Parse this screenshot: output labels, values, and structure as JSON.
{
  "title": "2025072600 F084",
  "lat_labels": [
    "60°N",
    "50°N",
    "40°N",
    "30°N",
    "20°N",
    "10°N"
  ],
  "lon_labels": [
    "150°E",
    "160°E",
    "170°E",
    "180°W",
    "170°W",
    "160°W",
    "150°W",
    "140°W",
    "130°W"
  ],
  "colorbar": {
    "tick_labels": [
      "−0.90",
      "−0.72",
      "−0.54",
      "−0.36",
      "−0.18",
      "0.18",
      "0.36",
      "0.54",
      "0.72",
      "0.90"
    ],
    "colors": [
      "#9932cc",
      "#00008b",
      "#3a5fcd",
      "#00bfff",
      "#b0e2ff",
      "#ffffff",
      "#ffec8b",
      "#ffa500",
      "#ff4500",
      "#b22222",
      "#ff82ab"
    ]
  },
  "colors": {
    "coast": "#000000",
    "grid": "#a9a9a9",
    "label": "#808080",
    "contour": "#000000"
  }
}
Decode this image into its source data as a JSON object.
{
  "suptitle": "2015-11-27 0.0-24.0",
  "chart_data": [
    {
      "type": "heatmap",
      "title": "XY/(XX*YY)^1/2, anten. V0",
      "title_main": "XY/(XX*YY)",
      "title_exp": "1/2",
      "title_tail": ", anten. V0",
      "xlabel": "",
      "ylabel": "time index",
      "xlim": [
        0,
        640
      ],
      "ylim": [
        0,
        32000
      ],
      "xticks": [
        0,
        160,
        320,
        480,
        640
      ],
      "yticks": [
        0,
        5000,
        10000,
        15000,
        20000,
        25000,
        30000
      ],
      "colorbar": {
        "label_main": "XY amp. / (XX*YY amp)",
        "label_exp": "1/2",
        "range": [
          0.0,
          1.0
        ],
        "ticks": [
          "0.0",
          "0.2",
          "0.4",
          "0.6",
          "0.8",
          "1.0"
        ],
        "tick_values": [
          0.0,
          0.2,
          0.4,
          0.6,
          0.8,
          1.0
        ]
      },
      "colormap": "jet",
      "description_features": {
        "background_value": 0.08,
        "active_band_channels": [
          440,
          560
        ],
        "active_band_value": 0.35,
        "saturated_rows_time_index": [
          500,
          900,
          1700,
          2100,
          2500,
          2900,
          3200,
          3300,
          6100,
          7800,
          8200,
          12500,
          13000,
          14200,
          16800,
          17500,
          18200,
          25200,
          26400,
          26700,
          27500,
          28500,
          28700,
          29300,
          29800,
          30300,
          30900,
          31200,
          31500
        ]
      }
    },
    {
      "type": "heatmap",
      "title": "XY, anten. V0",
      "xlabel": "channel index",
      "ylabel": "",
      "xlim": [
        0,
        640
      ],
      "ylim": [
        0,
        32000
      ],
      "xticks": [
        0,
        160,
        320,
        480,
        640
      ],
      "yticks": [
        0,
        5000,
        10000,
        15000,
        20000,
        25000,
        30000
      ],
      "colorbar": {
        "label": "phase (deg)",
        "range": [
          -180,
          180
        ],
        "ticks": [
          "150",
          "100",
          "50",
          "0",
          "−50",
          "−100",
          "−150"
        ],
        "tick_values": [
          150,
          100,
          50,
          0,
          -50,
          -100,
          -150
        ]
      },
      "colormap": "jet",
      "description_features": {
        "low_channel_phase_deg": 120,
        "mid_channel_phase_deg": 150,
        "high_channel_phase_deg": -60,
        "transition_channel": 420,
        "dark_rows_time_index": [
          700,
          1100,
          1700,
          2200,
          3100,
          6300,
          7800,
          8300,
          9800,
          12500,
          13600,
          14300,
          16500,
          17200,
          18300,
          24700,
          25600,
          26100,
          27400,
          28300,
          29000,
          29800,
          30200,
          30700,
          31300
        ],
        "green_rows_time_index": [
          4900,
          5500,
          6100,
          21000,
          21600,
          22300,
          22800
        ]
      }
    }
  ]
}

□ □ □

• [Exercise brief]
Count the lines above that contain the word "anten". Give only the number.

• [Exercise output]
3